**What you need to do**
Show every line in the records below that contains the word "安全生产治本攻坚三年行动实施方案".

**Listed records**

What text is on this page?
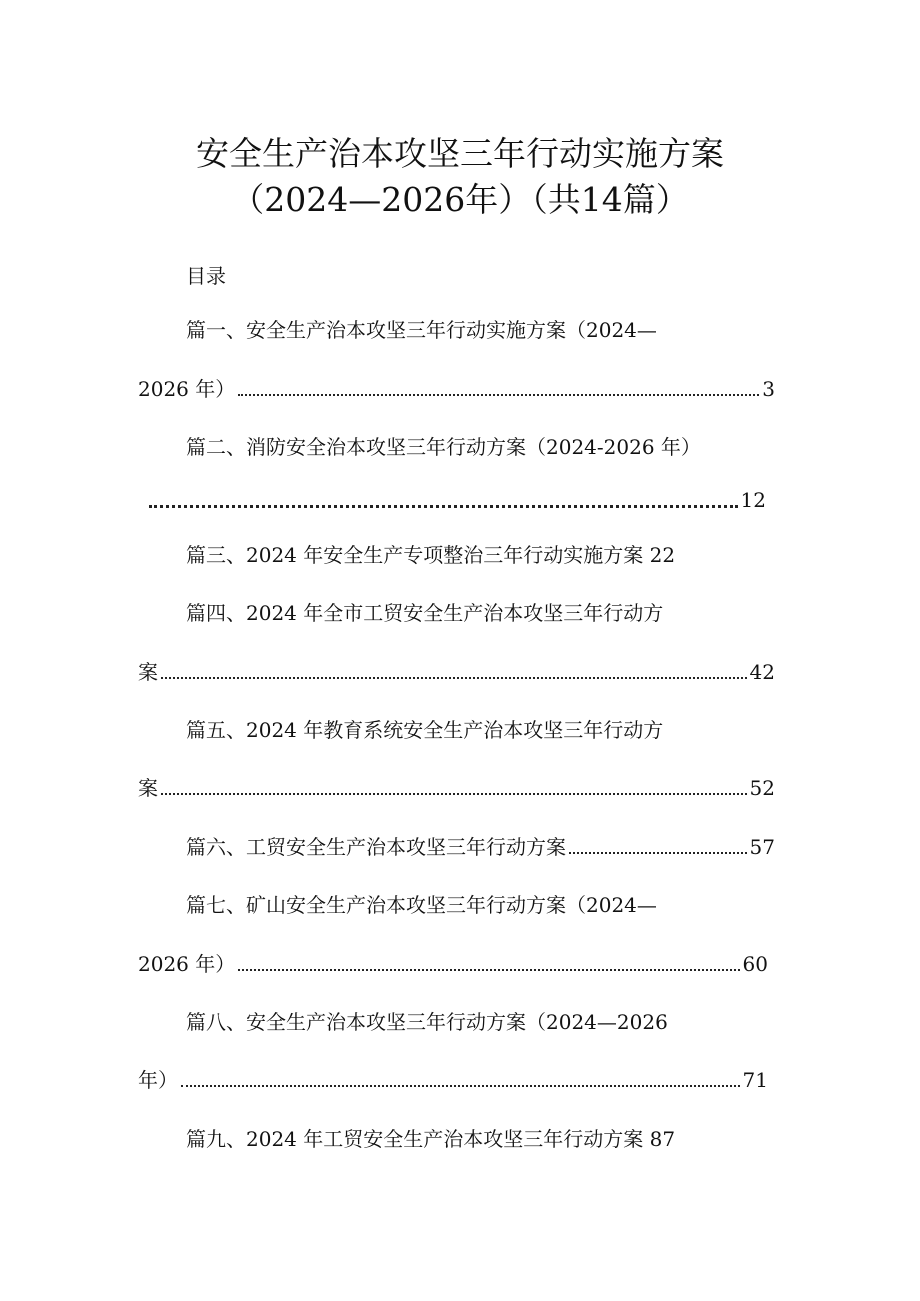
安全生产治本攻坚三年行动实施方案
（2024—2026年）（共14篇）
目录
篇一、安全生产治本攻坚三年行动实施方案（2024—
2026 年）	3
篇二、消防安全治本攻坚三年行动方案（2024-2026 年）
12
篇三、2024 年安全生产专项整治三年行动实施方案 22
篇四、2024 年全市工贸安全生产治本攻坚三年行动方
案	42
篇五、2024 年教育系统安全生产治本攻坚三年行动方
案	52
篇六、工贸安全生产治本攻坚三年行动方案	57
篇七、矿山安全生产治本攻坚三年行动方案（2024—
2026 年）	60
篇八、安全生产治本攻坚三年行动方案（2024—2026
年）	71
篇九、2024 年工贸安全生产治本攻坚三年行动方案 87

**Written response**
安全生产治本攻坚三年行动实施方案
篇一、安全生产治本攻坚三年行动实施方案（2024—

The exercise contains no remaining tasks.